* [Exercise requirements]
**A.** According to the account of the CBI probe into the burned tribal villages, why could the CBI not confirm the looting allegations in Timmapuram?
**B.** Carry on the account of the CBI probe into the burned tribal villages, starting right after its final sentence about Morepalli.

:: Extract ::

The tribal villagers denied Additional SP Maravi’s version and told the investigators that the members of the security forces’ team had abducted and raped two tribal women, abducted and tortured two tribal men and burnt down the houses in Tadmetla on March 16, 2011.

The CBI has charged four security personnel (who were then SPOs and have since become regular police constables) with setting ablaze 160 houses and assaulting tribals. However, the CBI probe, which included forensic analysis of the rape victim’ clothes, could not substantiate the rape allegations. They have also alleged the involvement of more than 400 other security personnel.

Timmapuram

The villagers alleged that the SPOs had killed a villager (labeling him a Maoist), shot and injured two villagers, looted around Rs 5 lakh and set fire to around 60 houses.

The CBI charged six SPOs and one police intelligence operative with burning down the huts. The CBI also charged other personnel (323 policemen/ SPOs, 114 CoBRA and 30 CRPF) for being involved.

The CBI could not corroborate allegations of looting because the tribal villagers could not pinpoint the SPO responsible for the looting.

Morepalli

The villagers alleged that the security personnel had doused some huts with kerosene and set them on fire, which spread to other houses as well.

:::
:: Recorded data ::

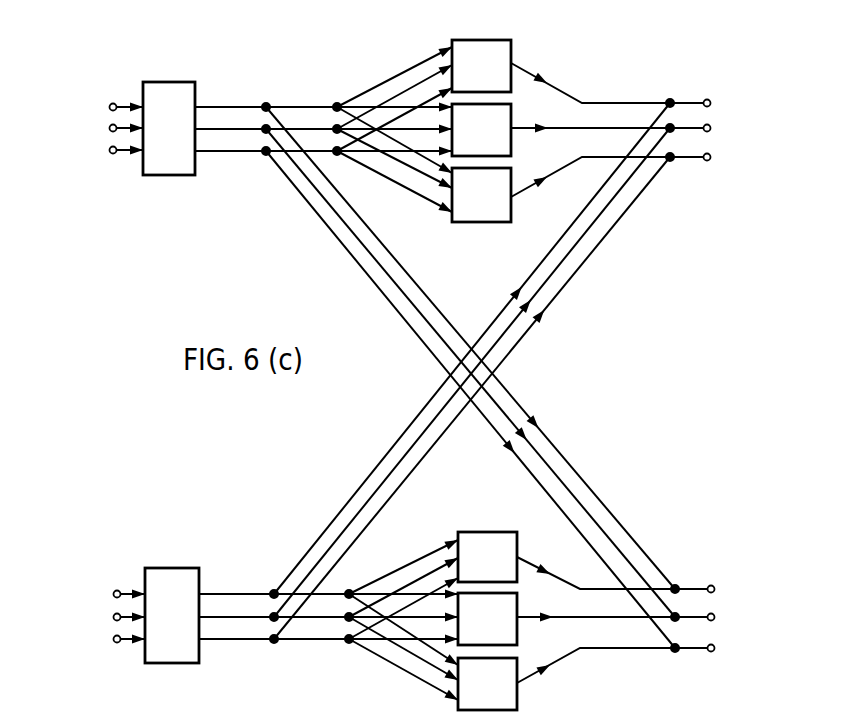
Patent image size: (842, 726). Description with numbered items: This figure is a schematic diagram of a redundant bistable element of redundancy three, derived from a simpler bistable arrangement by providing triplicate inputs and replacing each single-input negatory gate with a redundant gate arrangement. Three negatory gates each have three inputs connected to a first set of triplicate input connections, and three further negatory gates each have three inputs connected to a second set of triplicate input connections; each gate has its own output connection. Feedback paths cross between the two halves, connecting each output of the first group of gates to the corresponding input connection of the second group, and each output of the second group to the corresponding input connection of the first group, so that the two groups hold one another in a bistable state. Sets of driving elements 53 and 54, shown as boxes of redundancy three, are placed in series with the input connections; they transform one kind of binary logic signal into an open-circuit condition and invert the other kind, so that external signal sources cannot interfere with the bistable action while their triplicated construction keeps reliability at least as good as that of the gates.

The set of driving elements 53 is at (168, 68).
The set of driving elements 54 is at (171, 568).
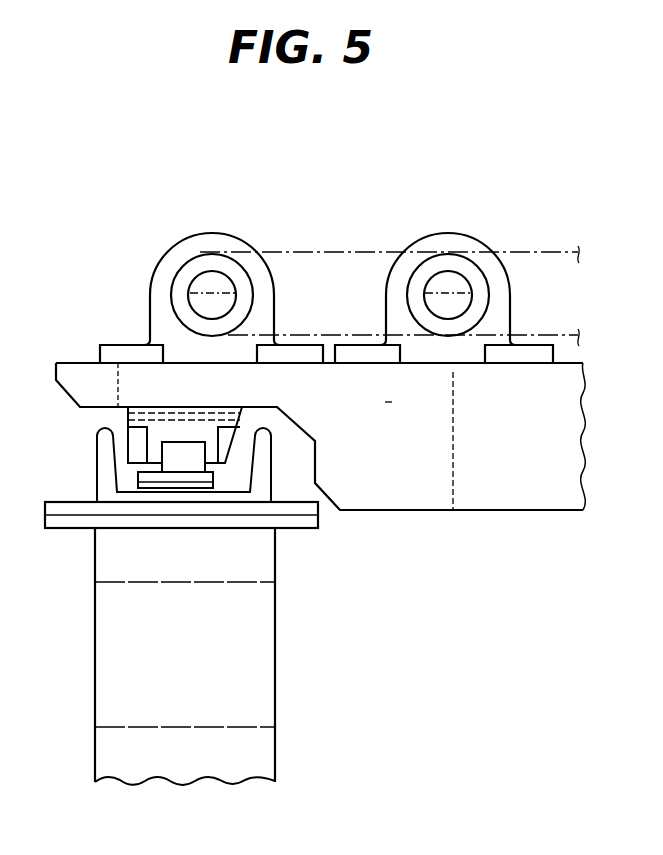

:::

* [Final answers]
**A.** The tribal villagers could not identify the SPO responsible for the looting.

**B.**
However, the villagers could not name any specific policemen who were responsible while the police denied having set the houses on fire.

Since the houses had been rebuilt, it was too late for the CFSL to establish if the houses had been doused with kerosene. An interesting fact mentioned in the CBI chargesheet is that the CRPF personnel denied having seen the burning houses while the policemen claimed that the Maoists had burnt the houses to take cover of the smoke.

The CBI has not explained why two sets of security forces, both engaged in the same team for an encounter, have given two different version of what happened during the said encounter.

In its chargesheet, the CBI also admits that the delay has hindered them from establishing the alleged rape of a tribal woman by three security personnel.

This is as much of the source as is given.